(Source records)

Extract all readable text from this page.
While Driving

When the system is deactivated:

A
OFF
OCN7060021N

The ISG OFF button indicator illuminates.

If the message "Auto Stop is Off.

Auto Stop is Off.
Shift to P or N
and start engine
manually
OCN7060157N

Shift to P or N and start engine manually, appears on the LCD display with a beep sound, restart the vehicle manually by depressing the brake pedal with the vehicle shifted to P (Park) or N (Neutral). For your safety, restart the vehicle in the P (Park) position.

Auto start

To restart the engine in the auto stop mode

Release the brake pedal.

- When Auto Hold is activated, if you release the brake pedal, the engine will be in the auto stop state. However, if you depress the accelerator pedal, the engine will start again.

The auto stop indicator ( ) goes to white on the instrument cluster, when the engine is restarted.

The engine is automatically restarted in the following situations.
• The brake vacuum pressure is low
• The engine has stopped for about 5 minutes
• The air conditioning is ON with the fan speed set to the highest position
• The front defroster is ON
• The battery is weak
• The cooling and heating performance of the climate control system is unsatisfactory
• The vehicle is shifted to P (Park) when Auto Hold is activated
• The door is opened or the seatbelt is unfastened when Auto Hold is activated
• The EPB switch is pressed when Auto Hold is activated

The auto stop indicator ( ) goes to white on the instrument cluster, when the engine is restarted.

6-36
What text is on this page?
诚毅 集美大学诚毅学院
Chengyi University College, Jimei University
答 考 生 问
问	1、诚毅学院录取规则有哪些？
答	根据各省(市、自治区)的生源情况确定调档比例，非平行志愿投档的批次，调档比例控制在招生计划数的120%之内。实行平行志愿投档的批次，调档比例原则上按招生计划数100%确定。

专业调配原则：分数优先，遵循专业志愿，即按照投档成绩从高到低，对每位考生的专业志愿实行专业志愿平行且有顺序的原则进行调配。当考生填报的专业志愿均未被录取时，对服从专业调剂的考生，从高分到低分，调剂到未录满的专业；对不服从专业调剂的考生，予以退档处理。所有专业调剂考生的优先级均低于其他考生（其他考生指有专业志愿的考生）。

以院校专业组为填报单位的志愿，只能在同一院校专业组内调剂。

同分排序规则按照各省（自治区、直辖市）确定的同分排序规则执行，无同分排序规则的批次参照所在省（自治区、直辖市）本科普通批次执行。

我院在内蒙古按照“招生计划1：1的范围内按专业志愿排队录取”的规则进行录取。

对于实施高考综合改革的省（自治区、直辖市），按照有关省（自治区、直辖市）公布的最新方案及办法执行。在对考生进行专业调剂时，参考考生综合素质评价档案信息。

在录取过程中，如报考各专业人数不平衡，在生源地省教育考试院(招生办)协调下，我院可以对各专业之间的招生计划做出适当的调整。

> _What is required_
In the listing, find each line with the string "Park" and copy it.

> _Exercise response_
Shift to P or N and start engine manually, appears on the LCD display with a beep sound, restart the vehicle manually by depressing the brake pedal with the vehicle shifted to P (Park) or N (Neutral). For your safety, restart the vehicle in the P (Park) position.
• The vehicle is shifted to P (Park) when Auto Hold is activated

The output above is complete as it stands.